= National Atmospheric Release Advisory Center =

The National Atmospheric Release Advisory Center (NARAC) is located at the University of California's Lawrence Livermore National Laboratory. It is a national support and resource center for planning, real-time assessment, emergency response, and detailed studies of incidents involving a wide variety of hazards, including nuclear, radiological, chemical, biological, and natural emissions.

NARAC provides tools and services to federal, state and local governments, that map the probable spread of hazardous material accidentally or intentionally released into the atmosphere.

NARAC provides atmospheric plume predictions in time for an emergency manager to decide if protective action is necessary to protect the health and safety of people in affected areas.

== The NARAC facility includes ==

- Scientific and technical staff who provide support and training for NARAC tools, as well as quality assurance and detailed analysis of atmospheric releases.
- 24 hour x 7 day on-duty or on-call staff.
- Training facility.
- An Operations Center with uninterruptible power, backup power generators, and robust computer systems.
- Links to over 100 emergency operations centers on the U.S.
- A team of research and operational staff with expertise in atmospheric research, operational meteorology, numerical modeling, computer science, software engineering, geographical information systems, computer graphics, hazardous material (radiological, chemical, biological) properties and effects.
----
TASK SET.
a – According to the NARAC passage, where is the National Atmospheric Release Advisory Center located?
b – Do these statements agree with the NARAC passage? (i) NARAC provides its tools and services only to federal agencies. (ii) The NARAC facility has staff on duty or on call around the clock. (iii) The Operations Center has backup power generators.
c – Reproduce the portion of the NARAC passage starting with "NARAC provides atmospheric" and going on through "robust computer systems.".

(Items listed in a dataset)
----
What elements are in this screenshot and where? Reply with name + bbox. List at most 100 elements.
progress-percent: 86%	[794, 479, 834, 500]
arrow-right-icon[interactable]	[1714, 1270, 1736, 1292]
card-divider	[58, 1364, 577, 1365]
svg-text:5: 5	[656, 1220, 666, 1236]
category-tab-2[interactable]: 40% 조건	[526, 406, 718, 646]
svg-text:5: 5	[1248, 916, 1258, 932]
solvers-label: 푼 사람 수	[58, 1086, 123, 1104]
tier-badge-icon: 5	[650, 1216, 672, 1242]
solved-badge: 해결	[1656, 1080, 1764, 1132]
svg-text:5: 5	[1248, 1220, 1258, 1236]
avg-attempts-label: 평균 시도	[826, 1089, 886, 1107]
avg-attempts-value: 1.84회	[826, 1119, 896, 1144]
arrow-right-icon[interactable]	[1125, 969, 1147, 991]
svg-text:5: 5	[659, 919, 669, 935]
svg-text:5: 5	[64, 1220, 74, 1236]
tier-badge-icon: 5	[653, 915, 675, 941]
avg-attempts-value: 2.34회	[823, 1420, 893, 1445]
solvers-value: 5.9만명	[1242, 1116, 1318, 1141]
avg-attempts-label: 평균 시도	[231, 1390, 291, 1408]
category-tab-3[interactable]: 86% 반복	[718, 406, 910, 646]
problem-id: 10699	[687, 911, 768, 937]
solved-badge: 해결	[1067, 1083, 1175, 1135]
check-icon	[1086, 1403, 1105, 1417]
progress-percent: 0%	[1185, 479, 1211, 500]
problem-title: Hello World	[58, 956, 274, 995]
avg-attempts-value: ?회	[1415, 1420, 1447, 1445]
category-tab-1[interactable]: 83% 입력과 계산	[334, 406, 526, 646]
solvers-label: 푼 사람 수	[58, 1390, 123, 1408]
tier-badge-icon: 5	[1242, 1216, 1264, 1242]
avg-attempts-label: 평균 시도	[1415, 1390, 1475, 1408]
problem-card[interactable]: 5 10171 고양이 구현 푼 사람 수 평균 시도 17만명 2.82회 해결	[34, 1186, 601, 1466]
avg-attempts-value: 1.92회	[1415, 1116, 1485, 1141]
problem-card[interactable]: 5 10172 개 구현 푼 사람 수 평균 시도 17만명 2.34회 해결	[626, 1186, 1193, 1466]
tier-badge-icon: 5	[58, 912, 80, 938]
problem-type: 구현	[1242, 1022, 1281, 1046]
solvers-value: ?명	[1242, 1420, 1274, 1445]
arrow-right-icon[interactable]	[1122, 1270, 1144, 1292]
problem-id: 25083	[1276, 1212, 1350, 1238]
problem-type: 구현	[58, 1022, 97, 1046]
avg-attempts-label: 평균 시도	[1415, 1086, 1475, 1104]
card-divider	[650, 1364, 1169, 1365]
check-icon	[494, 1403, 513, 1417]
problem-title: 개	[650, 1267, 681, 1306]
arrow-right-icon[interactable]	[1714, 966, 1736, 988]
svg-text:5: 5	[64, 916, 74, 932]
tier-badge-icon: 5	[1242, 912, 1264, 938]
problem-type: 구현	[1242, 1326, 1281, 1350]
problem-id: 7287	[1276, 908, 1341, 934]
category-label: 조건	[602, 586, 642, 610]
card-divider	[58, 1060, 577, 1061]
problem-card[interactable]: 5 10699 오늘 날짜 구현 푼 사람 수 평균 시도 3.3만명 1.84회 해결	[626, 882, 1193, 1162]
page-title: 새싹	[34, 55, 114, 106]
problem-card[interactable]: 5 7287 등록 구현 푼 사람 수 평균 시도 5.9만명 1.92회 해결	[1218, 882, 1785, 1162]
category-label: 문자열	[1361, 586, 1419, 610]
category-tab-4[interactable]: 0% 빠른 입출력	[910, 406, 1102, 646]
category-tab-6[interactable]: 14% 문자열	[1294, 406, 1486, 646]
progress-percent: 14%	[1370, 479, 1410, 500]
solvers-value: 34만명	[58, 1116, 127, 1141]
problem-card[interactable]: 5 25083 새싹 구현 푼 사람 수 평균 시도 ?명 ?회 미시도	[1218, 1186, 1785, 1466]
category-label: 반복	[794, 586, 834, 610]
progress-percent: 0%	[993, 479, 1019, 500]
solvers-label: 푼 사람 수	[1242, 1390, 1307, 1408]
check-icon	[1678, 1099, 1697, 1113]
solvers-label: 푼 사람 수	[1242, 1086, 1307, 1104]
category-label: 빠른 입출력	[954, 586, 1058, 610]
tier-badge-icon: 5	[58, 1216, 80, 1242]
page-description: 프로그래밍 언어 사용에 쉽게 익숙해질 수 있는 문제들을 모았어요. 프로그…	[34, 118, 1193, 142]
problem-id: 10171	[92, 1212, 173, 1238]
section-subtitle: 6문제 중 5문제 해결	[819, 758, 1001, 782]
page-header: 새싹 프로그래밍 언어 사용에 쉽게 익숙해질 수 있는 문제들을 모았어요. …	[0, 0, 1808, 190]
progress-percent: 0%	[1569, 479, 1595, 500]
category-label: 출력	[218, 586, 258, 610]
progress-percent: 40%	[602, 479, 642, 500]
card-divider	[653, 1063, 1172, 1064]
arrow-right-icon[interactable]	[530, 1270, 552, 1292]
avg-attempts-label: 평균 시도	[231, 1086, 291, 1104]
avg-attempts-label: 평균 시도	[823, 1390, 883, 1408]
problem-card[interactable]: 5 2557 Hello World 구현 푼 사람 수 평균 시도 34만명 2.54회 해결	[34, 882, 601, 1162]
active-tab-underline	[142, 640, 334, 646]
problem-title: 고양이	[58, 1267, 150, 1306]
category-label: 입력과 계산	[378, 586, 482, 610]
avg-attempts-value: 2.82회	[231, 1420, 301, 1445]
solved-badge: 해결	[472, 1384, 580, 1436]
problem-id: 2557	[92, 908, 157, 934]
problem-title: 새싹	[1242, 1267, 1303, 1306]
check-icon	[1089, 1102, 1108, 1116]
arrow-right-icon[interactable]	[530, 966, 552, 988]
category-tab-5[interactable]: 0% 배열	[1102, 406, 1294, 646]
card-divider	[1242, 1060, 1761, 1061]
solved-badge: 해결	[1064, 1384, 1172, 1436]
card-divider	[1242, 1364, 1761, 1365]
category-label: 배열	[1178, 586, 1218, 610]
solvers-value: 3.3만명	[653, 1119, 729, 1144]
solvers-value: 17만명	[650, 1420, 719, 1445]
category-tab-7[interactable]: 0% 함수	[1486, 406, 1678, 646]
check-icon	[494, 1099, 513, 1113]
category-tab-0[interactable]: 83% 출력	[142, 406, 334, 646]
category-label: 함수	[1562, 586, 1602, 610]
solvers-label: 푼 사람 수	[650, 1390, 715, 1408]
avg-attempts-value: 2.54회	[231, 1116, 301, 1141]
----
RESPONSES BY TASK.
a – It is at the University of California's Lawrence Livermore National Laboratory.

b –
(i) No: "federal, state and local governments"
(ii) Yes: "24 hour x 7 day on-duty or on-call staff."
(iii) Yes: "uninterruptible power, backup power generators, and robust computer systems"

c –
NARAC provides atmospheric plume predictions in time for an emergency manager to decide if protective action is necessary to protect the health and safety of people in affected areas.

== The NARAC facility includes ==

- Scientific and technical staff who provide support and training for NARAC tools, as well as quality assurance and detailed analysis of atmospheric releases.
- 24 hour x 7 day on-duty or on-call staff.
- Training facility.
- An Operations Center with uninterruptible power, backup power generators, and robust computer systems.